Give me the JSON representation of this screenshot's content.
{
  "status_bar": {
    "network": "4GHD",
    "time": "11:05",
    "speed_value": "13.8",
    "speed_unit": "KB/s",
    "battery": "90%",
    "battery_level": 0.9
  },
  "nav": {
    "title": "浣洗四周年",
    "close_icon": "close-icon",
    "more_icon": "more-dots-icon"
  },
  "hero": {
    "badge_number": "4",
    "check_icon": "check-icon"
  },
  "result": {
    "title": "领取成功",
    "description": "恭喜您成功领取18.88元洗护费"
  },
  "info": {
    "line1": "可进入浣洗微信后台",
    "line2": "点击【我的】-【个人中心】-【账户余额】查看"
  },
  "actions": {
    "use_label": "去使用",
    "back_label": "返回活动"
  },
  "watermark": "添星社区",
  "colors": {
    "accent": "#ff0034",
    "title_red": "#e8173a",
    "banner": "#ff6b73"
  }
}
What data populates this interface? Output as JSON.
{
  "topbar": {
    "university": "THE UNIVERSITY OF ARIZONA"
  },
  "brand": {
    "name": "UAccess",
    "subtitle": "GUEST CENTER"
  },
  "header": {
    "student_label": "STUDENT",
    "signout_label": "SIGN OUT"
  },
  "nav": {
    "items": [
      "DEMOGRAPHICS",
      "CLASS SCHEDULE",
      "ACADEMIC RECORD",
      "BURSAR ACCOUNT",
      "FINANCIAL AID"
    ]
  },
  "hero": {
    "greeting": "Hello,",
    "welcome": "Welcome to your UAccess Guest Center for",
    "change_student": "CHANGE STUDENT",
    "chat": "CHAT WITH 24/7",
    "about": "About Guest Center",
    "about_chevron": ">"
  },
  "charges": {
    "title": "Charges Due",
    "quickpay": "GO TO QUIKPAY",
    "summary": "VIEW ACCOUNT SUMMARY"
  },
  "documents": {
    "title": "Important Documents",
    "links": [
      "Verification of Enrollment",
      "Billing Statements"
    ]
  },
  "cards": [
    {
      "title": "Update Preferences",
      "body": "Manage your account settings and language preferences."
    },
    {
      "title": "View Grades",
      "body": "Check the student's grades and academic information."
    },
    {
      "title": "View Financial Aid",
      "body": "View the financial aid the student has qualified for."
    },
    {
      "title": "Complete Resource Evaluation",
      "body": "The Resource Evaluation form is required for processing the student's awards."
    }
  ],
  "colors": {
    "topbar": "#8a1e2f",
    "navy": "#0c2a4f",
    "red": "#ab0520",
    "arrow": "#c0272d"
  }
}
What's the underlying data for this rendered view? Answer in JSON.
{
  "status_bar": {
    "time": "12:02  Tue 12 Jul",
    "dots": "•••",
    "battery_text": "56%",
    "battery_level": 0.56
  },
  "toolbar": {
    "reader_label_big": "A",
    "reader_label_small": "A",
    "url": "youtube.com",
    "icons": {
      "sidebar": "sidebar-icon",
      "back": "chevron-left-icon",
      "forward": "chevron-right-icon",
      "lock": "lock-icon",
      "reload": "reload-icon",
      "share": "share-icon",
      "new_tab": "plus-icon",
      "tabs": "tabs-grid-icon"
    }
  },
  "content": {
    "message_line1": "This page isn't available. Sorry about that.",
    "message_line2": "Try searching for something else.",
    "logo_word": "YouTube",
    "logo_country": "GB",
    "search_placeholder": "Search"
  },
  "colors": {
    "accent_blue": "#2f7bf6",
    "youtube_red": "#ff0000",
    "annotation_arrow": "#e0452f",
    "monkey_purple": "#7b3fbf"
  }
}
+++
Stated problem: Wherever a line in the data above holds "JSON", copy that line.

Final result:
Give me the JSON representation of this screenshot's content.
What data populates this interface? Output as JSON.
What's the underlying data for this rendered view? Answer in JSON.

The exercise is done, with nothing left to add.